▶ **Written task**
Retype the data below without altering anything.

▶ **Extracted information**
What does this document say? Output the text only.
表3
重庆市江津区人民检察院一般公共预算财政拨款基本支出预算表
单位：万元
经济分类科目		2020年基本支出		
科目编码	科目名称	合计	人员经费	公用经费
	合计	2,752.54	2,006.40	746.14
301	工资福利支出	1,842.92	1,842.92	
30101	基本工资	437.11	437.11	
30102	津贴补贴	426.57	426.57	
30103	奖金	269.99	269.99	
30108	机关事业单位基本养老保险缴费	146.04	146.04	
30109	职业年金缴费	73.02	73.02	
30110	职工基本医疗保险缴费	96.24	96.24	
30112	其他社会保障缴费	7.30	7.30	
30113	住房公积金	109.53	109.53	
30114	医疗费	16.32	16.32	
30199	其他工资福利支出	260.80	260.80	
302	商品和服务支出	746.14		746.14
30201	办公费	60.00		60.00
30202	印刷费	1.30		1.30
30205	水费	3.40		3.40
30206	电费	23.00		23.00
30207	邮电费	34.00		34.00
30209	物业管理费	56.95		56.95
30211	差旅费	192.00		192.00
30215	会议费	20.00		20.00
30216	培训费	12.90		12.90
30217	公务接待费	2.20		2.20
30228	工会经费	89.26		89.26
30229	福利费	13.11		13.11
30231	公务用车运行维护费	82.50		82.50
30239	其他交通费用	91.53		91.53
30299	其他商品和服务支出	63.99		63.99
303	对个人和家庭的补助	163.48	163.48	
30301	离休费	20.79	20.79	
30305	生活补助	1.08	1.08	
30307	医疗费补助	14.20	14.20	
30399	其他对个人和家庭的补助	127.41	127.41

▶ **Expected answer**
What does this document say? Output the text only.
表3
重庆市江津区人民检察院一般公共预算财政拨款基本支出预算表
单位：万元
经济分类科目		2020年基本支出		
科目编码	科目名称	合计	人员经费	公用经费
	合计	2,752.54	2,006.40	746.14
301	工资福利支出	1,842.92	1,842.92	
30101	基本工资	437.11	437.11	
30102	津贴补贴	426.57	426.57	
30103	奖金	269.99	269.99	
30108	机关事业单位基本养老保险缴费	146.04	146.04	
30109	职业年金缴费	73.02	73.02	
30110	职工基本医疗保险缴费	96.24	96.24	
30112	其他社会保障缴费	7.30	7.30	
30113	住房公积金	109.53	109.53	
30114	医疗费	16.32	16.32	
30199	其他工资福利支出	260.80	260.80	
302	商品和服务支出	746.14		746.14
30201	办公费	60.00		60.00
30202	印刷费	1.30		1.30
30205	水费	3.40		3.40
30206	电费	23.00		23.00
30207	邮电费	34.00		34.00
30209	物业管理费	56.95		56.95
30211	差旅费	192.00		192.00
30215	会议费	20.00		20.00
30216	培训费	12.90		12.90
30217	公务接待费	2.20		2.20
30228	工会经费	89.26		89.26
30229	福利费	13.11		13.11
30231	公务用车运行维护费	82.50		82.50
30239	其他交通费用	91.53		91.53
30299	其他商品和服务支出	63.99		63.99
303	对个人和家庭的补助	163.48	163.48	
30301	离休费	20.79	20.79	
30305	生活补助	1.08	1.08	
30307	医疗费补助	14.20	14.20	
30399	其他对个人和家庭的补助	127.41	127.41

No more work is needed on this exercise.